- Exercise aim -
Which lines include the word "image"? Copy each of them.

- Provided data -
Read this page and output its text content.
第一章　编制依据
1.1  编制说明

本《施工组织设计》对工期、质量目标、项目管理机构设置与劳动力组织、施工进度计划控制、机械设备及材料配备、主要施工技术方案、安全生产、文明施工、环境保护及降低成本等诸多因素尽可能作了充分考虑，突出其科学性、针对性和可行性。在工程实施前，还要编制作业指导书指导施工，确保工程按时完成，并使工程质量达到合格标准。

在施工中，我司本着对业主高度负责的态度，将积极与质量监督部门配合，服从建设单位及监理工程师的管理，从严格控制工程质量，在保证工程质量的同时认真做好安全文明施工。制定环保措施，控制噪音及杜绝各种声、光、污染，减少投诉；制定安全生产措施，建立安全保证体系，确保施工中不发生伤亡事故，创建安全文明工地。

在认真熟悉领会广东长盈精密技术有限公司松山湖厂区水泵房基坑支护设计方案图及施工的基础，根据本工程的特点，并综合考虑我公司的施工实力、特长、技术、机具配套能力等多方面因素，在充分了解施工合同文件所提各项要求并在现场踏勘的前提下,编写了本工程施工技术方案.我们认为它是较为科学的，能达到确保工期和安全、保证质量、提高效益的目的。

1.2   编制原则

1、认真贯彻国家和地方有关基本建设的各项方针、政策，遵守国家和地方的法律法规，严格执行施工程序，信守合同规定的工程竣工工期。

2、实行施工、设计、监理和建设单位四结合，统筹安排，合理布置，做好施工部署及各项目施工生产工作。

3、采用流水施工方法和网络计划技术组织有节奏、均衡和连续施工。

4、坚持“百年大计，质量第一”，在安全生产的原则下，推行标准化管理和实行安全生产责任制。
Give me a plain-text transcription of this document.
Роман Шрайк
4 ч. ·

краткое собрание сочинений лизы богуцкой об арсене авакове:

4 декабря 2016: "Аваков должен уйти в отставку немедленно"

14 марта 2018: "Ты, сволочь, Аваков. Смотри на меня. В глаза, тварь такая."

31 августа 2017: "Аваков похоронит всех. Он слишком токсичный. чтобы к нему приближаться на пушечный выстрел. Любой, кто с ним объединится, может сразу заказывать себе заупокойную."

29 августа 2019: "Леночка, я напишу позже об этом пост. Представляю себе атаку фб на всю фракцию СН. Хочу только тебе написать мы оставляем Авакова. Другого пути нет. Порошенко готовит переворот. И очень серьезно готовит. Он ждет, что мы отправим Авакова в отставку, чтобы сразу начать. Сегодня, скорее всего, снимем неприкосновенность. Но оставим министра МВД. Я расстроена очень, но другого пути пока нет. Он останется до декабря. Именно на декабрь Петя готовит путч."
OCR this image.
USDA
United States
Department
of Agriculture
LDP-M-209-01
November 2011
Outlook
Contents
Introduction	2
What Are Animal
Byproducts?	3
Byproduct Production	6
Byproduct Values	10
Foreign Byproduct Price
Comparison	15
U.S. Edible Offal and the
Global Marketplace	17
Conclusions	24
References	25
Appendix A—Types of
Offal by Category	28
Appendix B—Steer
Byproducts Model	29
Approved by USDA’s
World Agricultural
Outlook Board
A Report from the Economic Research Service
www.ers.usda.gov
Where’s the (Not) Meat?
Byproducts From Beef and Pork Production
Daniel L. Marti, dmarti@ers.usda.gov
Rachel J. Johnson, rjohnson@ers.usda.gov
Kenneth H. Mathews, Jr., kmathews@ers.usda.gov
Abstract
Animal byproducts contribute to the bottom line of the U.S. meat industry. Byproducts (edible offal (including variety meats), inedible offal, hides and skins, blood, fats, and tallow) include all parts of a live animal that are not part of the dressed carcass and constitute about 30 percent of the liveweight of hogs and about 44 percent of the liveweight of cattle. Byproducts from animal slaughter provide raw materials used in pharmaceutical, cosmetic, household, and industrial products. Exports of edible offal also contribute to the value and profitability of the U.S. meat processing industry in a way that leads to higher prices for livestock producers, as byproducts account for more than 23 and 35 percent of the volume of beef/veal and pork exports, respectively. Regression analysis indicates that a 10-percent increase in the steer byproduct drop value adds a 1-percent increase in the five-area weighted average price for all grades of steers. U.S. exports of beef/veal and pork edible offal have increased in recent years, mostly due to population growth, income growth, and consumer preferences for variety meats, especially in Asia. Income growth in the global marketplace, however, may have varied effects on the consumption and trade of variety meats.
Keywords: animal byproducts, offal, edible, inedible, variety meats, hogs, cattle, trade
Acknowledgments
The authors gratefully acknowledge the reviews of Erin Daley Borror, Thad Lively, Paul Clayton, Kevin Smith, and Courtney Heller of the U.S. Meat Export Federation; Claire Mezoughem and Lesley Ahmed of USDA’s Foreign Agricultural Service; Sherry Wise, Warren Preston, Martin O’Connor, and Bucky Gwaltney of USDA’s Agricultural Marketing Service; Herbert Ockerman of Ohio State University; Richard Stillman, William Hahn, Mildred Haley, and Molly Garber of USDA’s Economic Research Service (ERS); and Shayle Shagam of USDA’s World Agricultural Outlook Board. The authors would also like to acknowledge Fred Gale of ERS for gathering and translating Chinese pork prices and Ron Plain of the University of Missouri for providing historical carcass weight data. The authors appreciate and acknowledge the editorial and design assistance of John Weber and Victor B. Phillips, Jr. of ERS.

* * *

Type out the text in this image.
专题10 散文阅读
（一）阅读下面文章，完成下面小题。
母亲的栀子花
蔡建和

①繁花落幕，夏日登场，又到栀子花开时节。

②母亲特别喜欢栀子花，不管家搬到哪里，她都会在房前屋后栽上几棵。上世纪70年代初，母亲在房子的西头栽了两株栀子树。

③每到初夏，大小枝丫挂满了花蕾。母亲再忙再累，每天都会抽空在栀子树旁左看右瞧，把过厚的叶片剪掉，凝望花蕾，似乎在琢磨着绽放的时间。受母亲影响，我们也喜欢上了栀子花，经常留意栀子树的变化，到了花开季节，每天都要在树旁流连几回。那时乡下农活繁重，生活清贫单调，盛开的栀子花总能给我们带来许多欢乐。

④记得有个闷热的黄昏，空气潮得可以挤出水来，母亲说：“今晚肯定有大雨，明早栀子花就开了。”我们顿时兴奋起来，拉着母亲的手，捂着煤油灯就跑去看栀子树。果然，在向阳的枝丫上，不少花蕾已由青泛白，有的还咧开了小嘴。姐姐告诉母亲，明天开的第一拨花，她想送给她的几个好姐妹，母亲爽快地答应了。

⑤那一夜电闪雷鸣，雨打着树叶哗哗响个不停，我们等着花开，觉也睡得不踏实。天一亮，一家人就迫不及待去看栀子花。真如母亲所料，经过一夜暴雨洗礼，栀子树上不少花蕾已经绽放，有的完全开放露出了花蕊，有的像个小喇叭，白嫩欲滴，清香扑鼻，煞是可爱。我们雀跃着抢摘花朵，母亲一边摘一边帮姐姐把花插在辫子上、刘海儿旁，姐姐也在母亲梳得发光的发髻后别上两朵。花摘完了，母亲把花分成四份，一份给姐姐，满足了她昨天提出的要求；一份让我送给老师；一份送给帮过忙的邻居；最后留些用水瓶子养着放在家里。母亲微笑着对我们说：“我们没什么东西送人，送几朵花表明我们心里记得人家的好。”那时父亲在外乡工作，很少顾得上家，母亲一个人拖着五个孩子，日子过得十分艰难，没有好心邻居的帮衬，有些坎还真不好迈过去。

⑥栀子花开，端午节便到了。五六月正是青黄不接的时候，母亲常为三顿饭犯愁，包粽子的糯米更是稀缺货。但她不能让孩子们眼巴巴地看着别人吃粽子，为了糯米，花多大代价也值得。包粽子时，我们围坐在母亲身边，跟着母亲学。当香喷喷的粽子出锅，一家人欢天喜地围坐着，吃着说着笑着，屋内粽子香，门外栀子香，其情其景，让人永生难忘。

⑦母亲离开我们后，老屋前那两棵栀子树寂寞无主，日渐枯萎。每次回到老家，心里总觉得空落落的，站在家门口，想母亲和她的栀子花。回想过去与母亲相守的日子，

- Exercise response -
OCR this image.
Type out the text in this image.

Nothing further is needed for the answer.